PROBLEM DESCRIPTION: Below are entries to be transcribed exactly; exclude the pictures from the copy.

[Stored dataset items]
== == ==
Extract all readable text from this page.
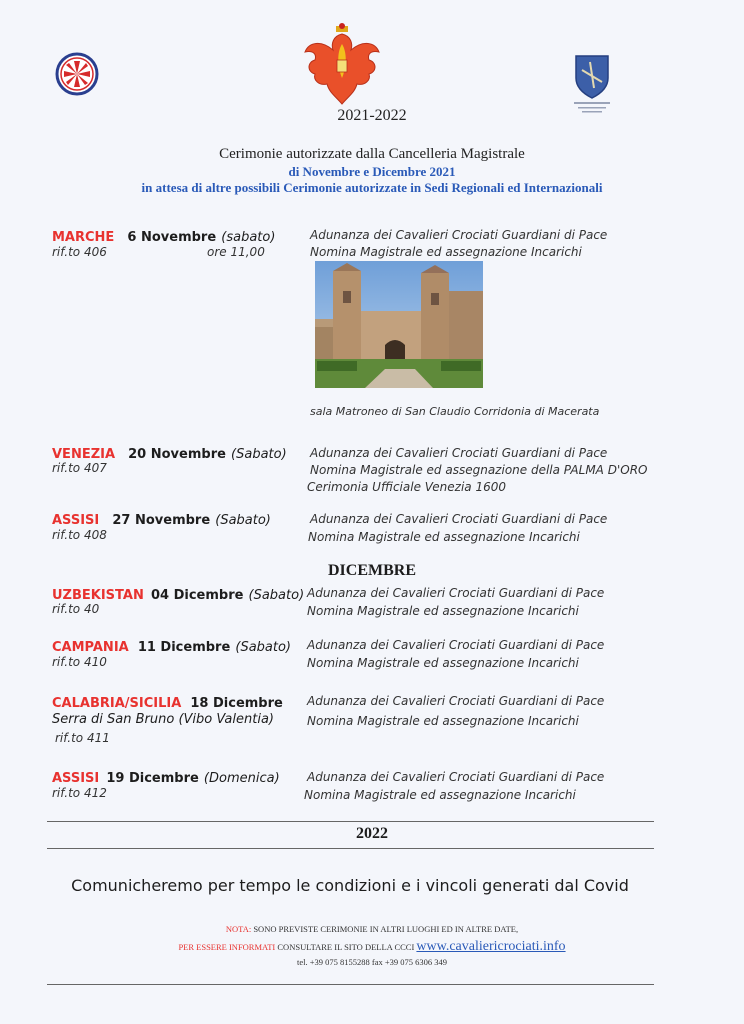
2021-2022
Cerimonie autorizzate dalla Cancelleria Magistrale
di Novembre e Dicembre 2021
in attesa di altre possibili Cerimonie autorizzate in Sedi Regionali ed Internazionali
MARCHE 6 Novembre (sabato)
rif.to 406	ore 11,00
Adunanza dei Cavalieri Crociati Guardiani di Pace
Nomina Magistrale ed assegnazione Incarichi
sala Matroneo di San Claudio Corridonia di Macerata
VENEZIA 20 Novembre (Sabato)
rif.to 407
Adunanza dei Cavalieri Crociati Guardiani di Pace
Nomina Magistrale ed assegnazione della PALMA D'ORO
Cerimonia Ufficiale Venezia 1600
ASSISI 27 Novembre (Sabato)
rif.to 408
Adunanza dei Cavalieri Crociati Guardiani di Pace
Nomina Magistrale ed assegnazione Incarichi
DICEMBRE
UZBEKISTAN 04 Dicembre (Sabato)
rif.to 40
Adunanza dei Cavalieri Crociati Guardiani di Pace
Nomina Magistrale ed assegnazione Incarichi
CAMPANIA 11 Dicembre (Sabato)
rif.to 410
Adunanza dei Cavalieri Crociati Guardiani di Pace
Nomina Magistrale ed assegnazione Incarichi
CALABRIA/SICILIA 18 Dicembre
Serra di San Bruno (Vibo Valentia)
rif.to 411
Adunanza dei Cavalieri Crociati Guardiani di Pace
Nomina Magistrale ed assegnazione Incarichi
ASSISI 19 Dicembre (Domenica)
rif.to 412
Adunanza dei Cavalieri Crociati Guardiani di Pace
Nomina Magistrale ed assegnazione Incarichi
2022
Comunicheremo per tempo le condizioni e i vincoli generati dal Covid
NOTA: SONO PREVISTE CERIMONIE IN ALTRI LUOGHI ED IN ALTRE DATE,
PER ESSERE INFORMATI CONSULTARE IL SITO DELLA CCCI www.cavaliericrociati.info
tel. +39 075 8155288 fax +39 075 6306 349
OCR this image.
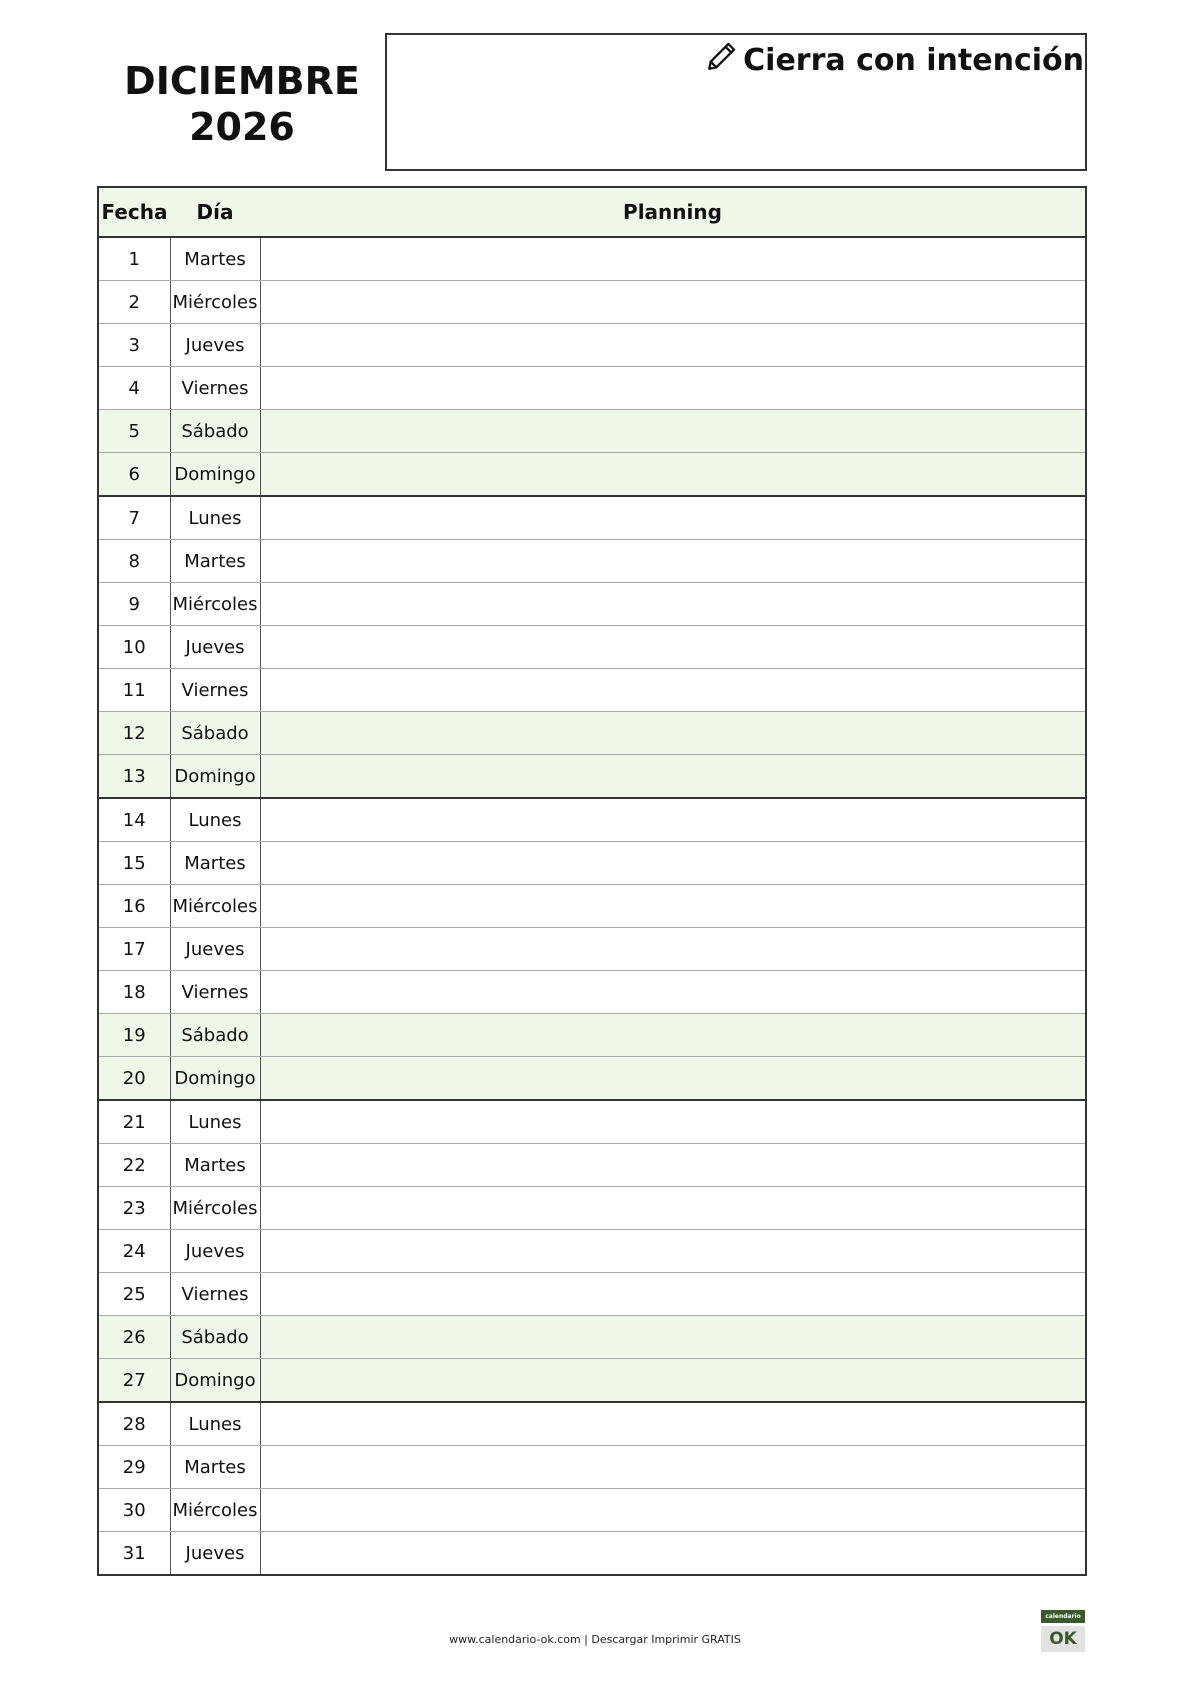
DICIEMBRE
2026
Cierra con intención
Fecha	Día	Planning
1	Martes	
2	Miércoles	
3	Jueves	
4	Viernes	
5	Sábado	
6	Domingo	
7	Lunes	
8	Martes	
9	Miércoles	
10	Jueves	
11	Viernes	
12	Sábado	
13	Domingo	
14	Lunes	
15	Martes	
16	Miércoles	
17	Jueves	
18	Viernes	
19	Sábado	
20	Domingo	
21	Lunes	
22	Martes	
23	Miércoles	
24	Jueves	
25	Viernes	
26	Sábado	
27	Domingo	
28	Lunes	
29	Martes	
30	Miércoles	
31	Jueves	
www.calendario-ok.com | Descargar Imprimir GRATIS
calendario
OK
== == ==
ANSWER BELOW:
Extract all readable text from this page.
2021-2022
Cerimonie autorizzate dalla Cancelleria Magistrale
di Novembre e Dicembre 2021
in attesa di altre possibili Cerimonie autorizzate in Sedi Regionali ed Internazionali
MARCHE 6 Novembre (sabato)
rif.to 406	ore 11,00
Adunanza dei Cavalieri Crociati Guardiani di Pace
Nomina Magistrale ed assegnazione Incarichi
sala Matroneo di San Claudio Corridonia di Macerata
VENEZIA 20 Novembre (Sabato)
rif.to 407
Adunanza dei Cavalieri Crociati Guardiani di Pace
Nomina Magistrale ed assegnazione della PALMA D'ORO
Cerimonia Ufficiale Venezia 1600
ASSISI 27 Novembre (Sabato)
rif.to 408
Adunanza dei Cavalieri Crociati Guardiani di Pace
Nomina Magistrale ed assegnazione Incarichi
DICEMBRE
UZBEKISTAN 04 Dicembre (Sabato)
rif.to 40
Adunanza dei Cavalieri Crociati Guardiani di Pace
Nomina Magistrale ed assegnazione Incarichi
CAMPANIA 11 Dicembre (Sabato)
rif.to 410
Adunanza dei Cavalieri Crociati Guardiani di Pace
Nomina Magistrale ed assegnazione Incarichi
CALABRIA/SICILIA 18 Dicembre
Serra di San Bruno (Vibo Valentia)
rif.to 411
Adunanza dei Cavalieri Crociati Guardiani di Pace
Nomina Magistrale ed assegnazione Incarichi
ASSISI 19 Dicembre (Domenica)
rif.to 412
Adunanza dei Cavalieri Crociati Guardiani di Pace
Nomina Magistrale ed assegnazione Incarichi
2022
Comunicheremo per tempo le condizioni e i vincoli generati dal Covid
NOTA: SONO PREVISTE CERIMONIE IN ALTRI LUOGHI ED IN ALTRE DATE,
PER ESSERE INFORMATI CONSULTARE IL SITO DELLA CCCI www.cavaliericrociati.info
tel. +39 075 8155288 fax +39 075 6306 349
OCR this image.
DICIEMBRE
2026
Cierra con intención
Fecha	Día	Planning
1	Martes	
2	Miércoles	
3	Jueves	
4	Viernes	
5	Sábado	
6	Domingo	
7	Lunes	
8	Martes	
9	Miércoles	
10	Jueves	
11	Viernes	
12	Sábado	
13	Domingo	
14	Lunes	
15	Martes	
16	Miércoles	
17	Jueves	
18	Viernes	
19	Sábado	
20	Domingo	
21	Lunes	
22	Martes	
23	Miércoles	
24	Jueves	
25	Viernes	
26	Sábado	
27	Domingo	
28	Lunes	
29	Martes	
30	Miércoles	
31	Jueves	
www.calendario-ok.com | Descargar Imprimir GRATIS
calendario
OK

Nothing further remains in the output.